-- Start RECORDS TO USE --
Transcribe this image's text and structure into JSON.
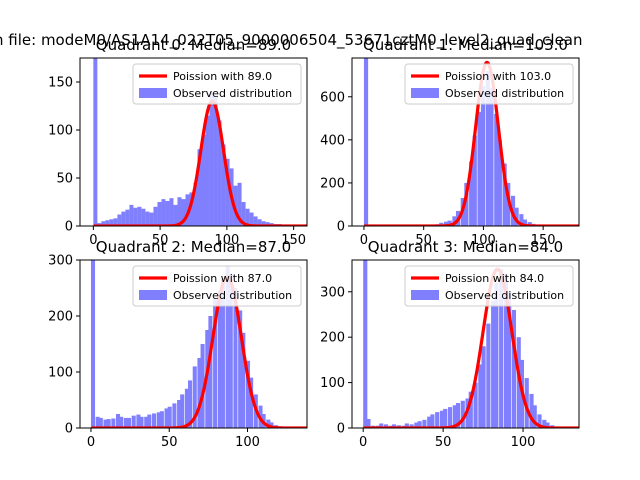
{
  "suptitle": "n file: modeM0/AS1A14_022T05_9000006504_53671cztM0_level2_quad_clean",
  "colors": {
    "hist": "#8080ff",
    "poisson": "#ff0000"
  },
  "chart_data": [
    {
      "type": "bar",
      "title": "Quadrant 0: Median=89.0",
      "legend": [
        "Poission with 89.0",
        "Observed distribution"
      ],
      "legend_loc": "upper right",
      "xlim": [
        -10,
        160
      ],
      "ylim": [
        0,
        175
      ],
      "xticks": [
        0,
        50,
        100,
        150
      ],
      "yticks": [
        0,
        50,
        100,
        150
      ],
      "poisson": {
        "mean": 89.0,
        "peak": 130,
        "sigma": 8.5
      },
      "hist": {
        "bin_width": 3.0,
        "bins": [
          [
            0,
            175
          ],
          [
            3,
            3
          ],
          [
            6,
            5
          ],
          [
            9,
            6
          ],
          [
            12,
            7
          ],
          [
            15,
            8
          ],
          [
            18,
            12
          ],
          [
            21,
            15
          ],
          [
            24,
            17
          ],
          [
            27,
            22
          ],
          [
            30,
            19
          ],
          [
            33,
            20
          ],
          [
            36,
            18
          ],
          [
            39,
            15
          ],
          [
            42,
            14
          ],
          [
            45,
            20
          ],
          [
            48,
            25
          ],
          [
            51,
            28
          ],
          [
            54,
            26
          ],
          [
            57,
            29
          ],
          [
            60,
            22
          ],
          [
            63,
            30
          ],
          [
            66,
            28
          ],
          [
            69,
            33
          ],
          [
            72,
            35
          ],
          [
            75,
            45
          ],
          [
            78,
            80
          ],
          [
            81,
            95
          ],
          [
            84,
            115
          ],
          [
            87,
            140
          ],
          [
            90,
            135
          ],
          [
            93,
            110
          ],
          [
            96,
            85
          ],
          [
            99,
            70
          ],
          [
            102,
            60
          ],
          [
            105,
            42
          ],
          [
            108,
            45
          ],
          [
            111,
            25
          ],
          [
            114,
            18
          ],
          [
            117,
            14
          ],
          [
            120,
            10
          ],
          [
            123,
            7
          ],
          [
            126,
            5
          ],
          [
            129,
            4
          ],
          [
            132,
            3
          ],
          [
            135,
            2
          ],
          [
            138,
            2
          ],
          [
            141,
            1
          ]
        ]
      }
    },
    {
      "type": "bar",
      "title": "Quadrant 1: Median=103.0",
      "legend": [
        "Poission with 103.0",
        "Observed distribution"
      ],
      "legend_loc": "upper right",
      "xlim": [
        -10,
        180
      ],
      "ylim": [
        0,
        780
      ],
      "xticks": [
        0,
        50,
        100,
        150
      ],
      "yticks": [
        0,
        200,
        400,
        600
      ],
      "poisson": {
        "mean": 103.0,
        "peak": 760,
        "sigma": 9.5
      },
      "hist": {
        "bin_width": 3.5,
        "bins": [
          [
            0,
            780
          ],
          [
            56,
            3
          ],
          [
            60,
            8
          ],
          [
            63,
            15
          ],
          [
            67,
            20
          ],
          [
            70,
            25
          ],
          [
            74,
            45
          ],
          [
            77,
            70
          ],
          [
            81,
            130
          ],
          [
            84,
            200
          ],
          [
            88,
            300
          ],
          [
            91,
            420
          ],
          [
            95,
            530
          ],
          [
            98,
            650
          ],
          [
            102,
            720
          ],
          [
            105,
            640
          ],
          [
            109,
            520
          ],
          [
            112,
            400
          ],
          [
            116,
            290
          ],
          [
            119,
            200
          ],
          [
            123,
            140
          ],
          [
            126,
            85
          ],
          [
            130,
            55
          ],
          [
            133,
            30
          ],
          [
            137,
            18
          ],
          [
            140,
            10
          ],
          [
            144,
            6
          ],
          [
            147,
            3
          ],
          [
            151,
            2
          ],
          [
            154,
            1
          ]
        ]
      }
    },
    {
      "type": "bar",
      "title": "Quadrant 2: Median=87.0",
      "legend": [
        "Poission with 87.0",
        "Observed distribution"
      ],
      "legend_loc": "upper right",
      "xlim": [
        -7,
        138
      ],
      "ylim": [
        0,
        300
      ],
      "xticks": [
        0,
        50,
        100
      ],
      "yticks": [
        0,
        100,
        200,
        300
      ],
      "poisson": {
        "mean": 87.0,
        "peak": 270,
        "sigma": 9.0
      },
      "hist": {
        "bin_width": 2.6,
        "bins": [
          [
            0,
            300
          ],
          [
            3,
            20
          ],
          [
            5,
            18
          ],
          [
            8,
            15
          ],
          [
            10,
            16
          ],
          [
            13,
            17
          ],
          [
            16,
            25
          ],
          [
            18,
            20
          ],
          [
            21,
            18
          ],
          [
            23,
            18
          ],
          [
            26,
            22
          ],
          [
            29,
            24
          ],
          [
            31,
            20
          ],
          [
            34,
            20
          ],
          [
            36,
            24
          ],
          [
            39,
            26
          ],
          [
            42,
            28
          ],
          [
            44,
            30
          ],
          [
            47,
            35
          ],
          [
            49,
            38
          ],
          [
            52,
            44
          ],
          [
            55,
            50
          ],
          [
            57,
            60
          ],
          [
            60,
            70
          ],
          [
            62,
            85
          ],
          [
            65,
            110
          ],
          [
            68,
            125
          ],
          [
            70,
            150
          ],
          [
            73,
            175
          ],
          [
            75,
            200
          ],
          [
            78,
            230
          ],
          [
            81,
            245
          ],
          [
            83,
            265
          ],
          [
            86,
            290
          ],
          [
            88,
            275
          ],
          [
            91,
            250
          ],
          [
            94,
            210
          ],
          [
            96,
            170
          ],
          [
            99,
            120
          ],
          [
            101,
            90
          ],
          [
            104,
            60
          ],
          [
            107,
            40
          ],
          [
            109,
            25
          ],
          [
            112,
            15
          ],
          [
            114,
            10
          ],
          [
            117,
            5
          ],
          [
            120,
            3
          ]
        ]
      }
    },
    {
      "type": "bar",
      "title": "Quadrant 3: Median=84.0",
      "legend": [
        "Poission with 84.0",
        "Observed distribution"
      ],
      "legend_loc": "upper right",
      "xlim": [
        -7,
        135
      ],
      "ylim": [
        0,
        370
      ],
      "xticks": [
        0,
        50,
        100
      ],
      "yticks": [
        0,
        100,
        200,
        300
      ],
      "poisson": {
        "mean": 84.0,
        "peak": 350,
        "sigma": 9.0
      },
      "hist": {
        "bin_width": 2.6,
        "bins": [
          [
            0,
            370
          ],
          [
            2,
            20
          ],
          [
            5,
            5
          ],
          [
            8,
            5
          ],
          [
            10,
            10
          ],
          [
            13,
            8
          ],
          [
            16,
            5
          ],
          [
            18,
            8
          ],
          [
            21,
            6
          ],
          [
            24,
            5
          ],
          [
            26,
            10
          ],
          [
            29,
            8
          ],
          [
            32,
            12
          ],
          [
            34,
            15
          ],
          [
            37,
            18
          ],
          [
            40,
            25
          ],
          [
            42,
            30
          ],
          [
            45,
            35
          ],
          [
            48,
            38
          ],
          [
            50,
            42
          ],
          [
            53,
            46
          ],
          [
            56,
            50
          ],
          [
            58,
            55
          ],
          [
            61,
            60
          ],
          [
            64,
            65
          ],
          [
            66,
            80
          ],
          [
            69,
            100
          ],
          [
            72,
            140
          ],
          [
            74,
            180
          ],
          [
            77,
            230
          ],
          [
            80,
            280
          ],
          [
            82,
            320
          ],
          [
            85,
            350
          ],
          [
            88,
            340
          ],
          [
            90,
            300
          ],
          [
            93,
            260
          ],
          [
            96,
            200
          ],
          [
            98,
            150
          ],
          [
            101,
            110
          ],
          [
            104,
            75
          ],
          [
            106,
            50
          ],
          [
            109,
            30
          ],
          [
            112,
            18
          ],
          [
            114,
            12
          ],
          [
            117,
            6
          ],
          [
            120,
            3
          ]
        ]
      }
    }
  ]
}
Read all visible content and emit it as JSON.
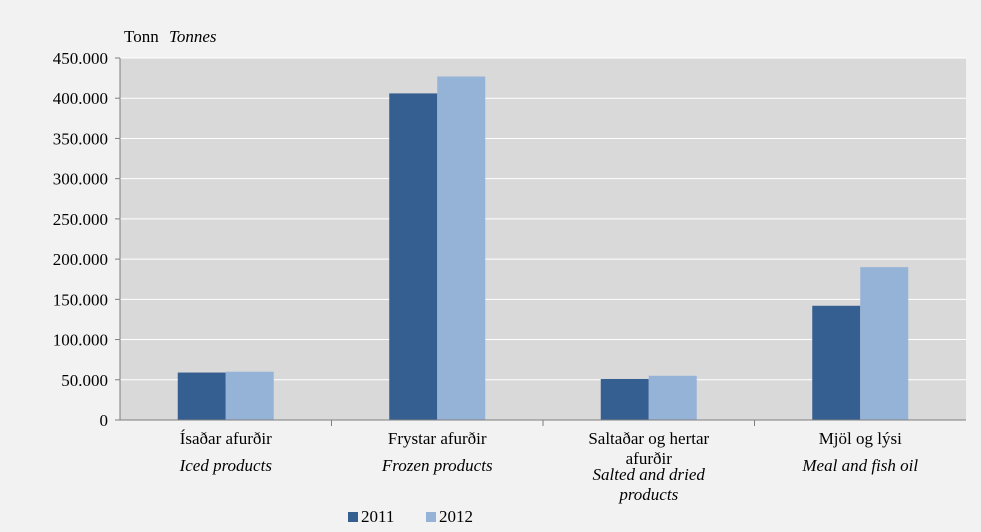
{
  "chart_data": {
    "type": "bar",
    "unit_label": {
      "is": "Tonn",
      "en": "Tonnes"
    },
    "categories": [
      {
        "is": "Ísaðar afurðir",
        "en": "Iced products"
      },
      {
        "is": "Frystar afurðir",
        "en": "Frozen products"
      },
      {
        "is": [
          "Saltaðar og hertar",
          "afurðir"
        ],
        "en": [
          "Salted and dried",
          "products"
        ]
      },
      {
        "is": "Mjöl og lýsi",
        "en": "Meal and fish oil"
      }
    ],
    "series": [
      {
        "name": "2011",
        "color": "#365f91",
        "values": [
          59000,
          406000,
          51000,
          142000
        ]
      },
      {
        "name": "2012",
        "color": "#95b3d7",
        "values": [
          60000,
          427000,
          55000,
          190000
        ]
      }
    ],
    "ylim": [
      0,
      450000
    ],
    "yticks": [
      {
        "value": 0,
        "label": "0"
      },
      {
        "value": 50000,
        "label": "50.000"
      },
      {
        "value": 100000,
        "label": "100.000"
      },
      {
        "value": 150000,
        "label": "150.000"
      },
      {
        "value": 200000,
        "label": "200.000"
      },
      {
        "value": 250000,
        "label": "250.000"
      },
      {
        "value": 300000,
        "label": "300.000"
      },
      {
        "value": 350000,
        "label": "350.000"
      },
      {
        "value": 400000,
        "label": "400.000"
      },
      {
        "value": 450000,
        "label": "450.000"
      }
    ],
    "grid": true,
    "legend": "bottom-center"
  }
}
-- End RECORDS TO USE --
Of all the lines in the listing above, how many contain the word "Median"? Answer with the number alone.

TASK OUTPUT:
4